## [Given problem]
Without the pictures, set down the records below word for word.

** Start Data listing **

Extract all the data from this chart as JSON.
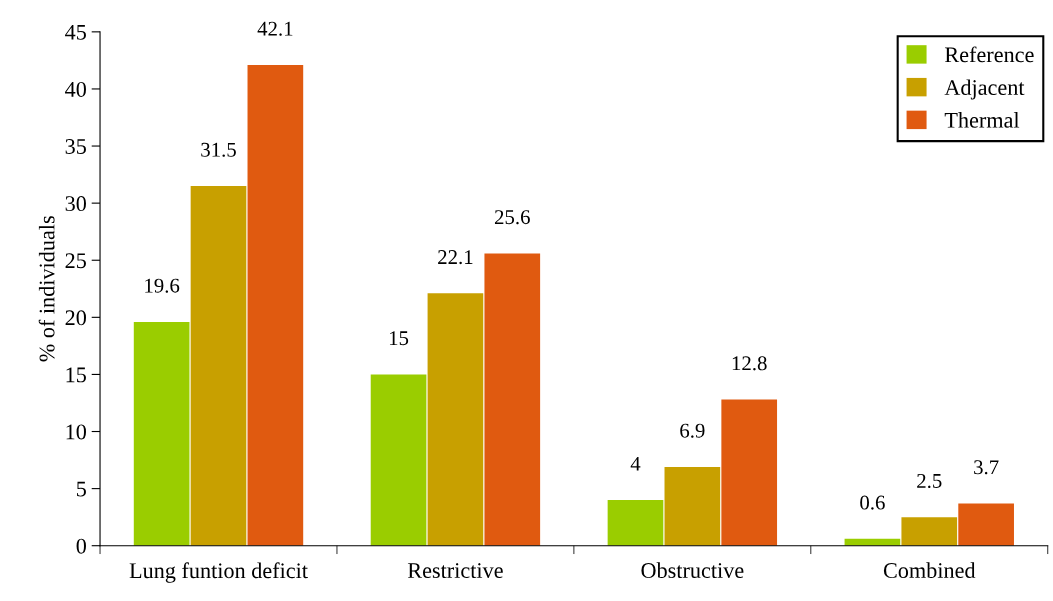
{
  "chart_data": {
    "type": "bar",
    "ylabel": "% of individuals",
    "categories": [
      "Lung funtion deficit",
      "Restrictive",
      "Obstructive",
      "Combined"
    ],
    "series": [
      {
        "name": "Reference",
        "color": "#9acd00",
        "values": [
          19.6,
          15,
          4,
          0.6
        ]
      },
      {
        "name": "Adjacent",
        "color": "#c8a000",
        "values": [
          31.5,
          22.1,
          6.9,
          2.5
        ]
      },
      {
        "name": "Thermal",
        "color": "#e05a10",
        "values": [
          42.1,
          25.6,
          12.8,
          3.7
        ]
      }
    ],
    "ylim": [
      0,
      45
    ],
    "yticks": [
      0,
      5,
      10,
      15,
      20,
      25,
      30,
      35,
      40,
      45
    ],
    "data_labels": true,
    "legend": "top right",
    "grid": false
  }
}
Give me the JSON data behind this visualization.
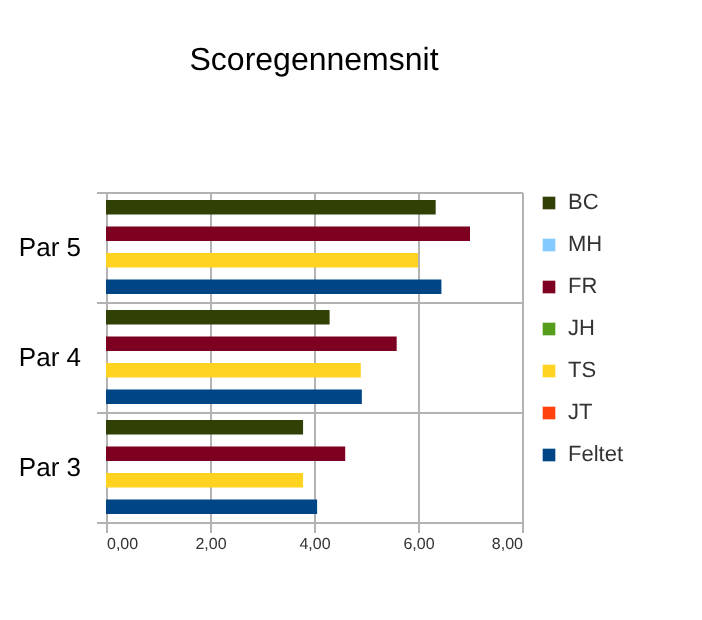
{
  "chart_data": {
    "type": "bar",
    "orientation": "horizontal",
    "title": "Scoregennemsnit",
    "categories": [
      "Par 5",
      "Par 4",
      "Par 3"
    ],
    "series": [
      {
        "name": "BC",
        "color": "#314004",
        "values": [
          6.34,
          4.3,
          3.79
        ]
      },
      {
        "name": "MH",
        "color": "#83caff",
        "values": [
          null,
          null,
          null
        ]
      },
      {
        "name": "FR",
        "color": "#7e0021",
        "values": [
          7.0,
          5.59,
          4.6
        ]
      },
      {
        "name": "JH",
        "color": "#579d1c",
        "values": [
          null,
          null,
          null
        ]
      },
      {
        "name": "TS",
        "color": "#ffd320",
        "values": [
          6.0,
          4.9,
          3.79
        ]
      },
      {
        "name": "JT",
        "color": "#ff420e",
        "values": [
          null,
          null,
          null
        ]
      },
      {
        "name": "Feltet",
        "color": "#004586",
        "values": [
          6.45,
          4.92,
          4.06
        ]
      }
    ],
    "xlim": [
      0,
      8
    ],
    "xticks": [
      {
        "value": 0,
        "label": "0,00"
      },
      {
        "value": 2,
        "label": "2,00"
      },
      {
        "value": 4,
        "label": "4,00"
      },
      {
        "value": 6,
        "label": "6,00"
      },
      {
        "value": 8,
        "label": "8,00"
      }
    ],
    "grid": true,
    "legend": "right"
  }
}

** End Data listing **

## [Solved problem]
Extract all the data from this chart as JSON.
{
  "chart_data": {
    "type": "bar",
    "ylabel": "% of individuals",
    "categories": [
      "Lung funtion deficit",
      "Restrictive",
      "Obstructive",
      "Combined"
    ],
    "series": [
      {
        "name": "Reference",
        "color": "#9acd00",
        "values": [
          19.6,
          15,
          4,
          0.6
        ]
      },
      {
        "name": "Adjacent",
        "color": "#c8a000",
        "values": [
          31.5,
          22.1,
          6.9,
          2.5
        ]
      },
      {
        "name": "Thermal",
        "color": "#e05a10",
        "values": [
          42.1,
          25.6,
          12.8,
          3.7
        ]
      }
    ],
    "ylim": [
      0,
      45
    ],
    "yticks": [
      0,
      5,
      10,
      15,
      20,
      25,
      30,
      35,
      40,
      45
    ],
    "data_labels": true,
    "legend": "top right",
    "grid": false
  }
}
Give me the JSON data behind this visualization.
{
  "chart_data": {
    "type": "bar",
    "orientation": "horizontal",
    "title": "Scoregennemsnit",
    "categories": [
      "Par 5",
      "Par 4",
      "Par 3"
    ],
    "series": [
      {
        "name": "BC",
        "color": "#314004",
        "values": [
          6.34,
          4.3,
          3.79
        ]
      },
      {
        "name": "MH",
        "color": "#83caff",
        "values": [
          null,
          null,
          null
        ]
      },
      {
        "name": "FR",
        "color": "#7e0021",
        "values": [
          7.0,
          5.59,
          4.6
        ]
      },
      {
        "name": "JH",
        "color": "#579d1c",
        "values": [
          null,
          null,
          null
        ]
      },
      {
        "name": "TS",
        "color": "#ffd320",
        "values": [
          6.0,
          4.9,
          3.79
        ]
      },
      {
        "name": "JT",
        "color": "#ff420e",
        "values": [
          null,
          null,
          null
        ]
      },
      {
        "name": "Feltet",
        "color": "#004586",
        "values": [
          6.45,
          4.92,
          4.06
        ]
      }
    ],
    "xlim": [
      0,
      8
    ],
    "xticks": [
      {
        "value": 0,
        "label": "0,00"
      },
      {
        "value": 2,
        "label": "2,00"
      },
      {
        "value": 4,
        "label": "4,00"
      },
      {
        "value": 6,
        "label": "6,00"
      },
      {
        "value": 8,
        "label": "8,00"
      }
    ],
    "grid": true,
    "legend": "right"
  }
}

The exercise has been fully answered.